↓

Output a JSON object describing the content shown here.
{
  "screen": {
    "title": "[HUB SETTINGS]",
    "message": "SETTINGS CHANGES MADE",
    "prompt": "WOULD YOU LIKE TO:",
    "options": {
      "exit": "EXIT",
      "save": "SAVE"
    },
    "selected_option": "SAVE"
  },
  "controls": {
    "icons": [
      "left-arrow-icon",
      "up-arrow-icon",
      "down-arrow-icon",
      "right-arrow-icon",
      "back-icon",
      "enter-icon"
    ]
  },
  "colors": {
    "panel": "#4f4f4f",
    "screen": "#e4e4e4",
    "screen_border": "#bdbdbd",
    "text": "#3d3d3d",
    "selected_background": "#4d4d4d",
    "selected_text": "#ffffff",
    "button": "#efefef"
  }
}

↑

Restate every record exactly, leaving nothing out.

» **Output for this task**
Output a JSON object describing the content shown here.
{
  "screen": {
    "title": "[HUB SETTINGS]",
    "message": "SETTINGS CHANGES MADE",
    "prompt": "WOULD YOU LIKE TO:",
    "options": {
      "exit": "EXIT",
      "save": "SAVE"
    },
    "selected_option": "SAVE"
  },
  "controls": {
    "icons": [
      "left-arrow-icon",
      "up-arrow-icon",
      "down-arrow-icon",
      "right-arrow-icon",
      "back-icon",
      "enter-icon"
    ]
  },
  "colors": {
    "panel": "#4f4f4f",
    "screen": "#e4e4e4",
    "screen_border": "#bdbdbd",
    "text": "#3d3d3d",
    "selected_background": "#4d4d4d",
    "selected_text": "#ffffff",
    "button": "#efefef"
  }
}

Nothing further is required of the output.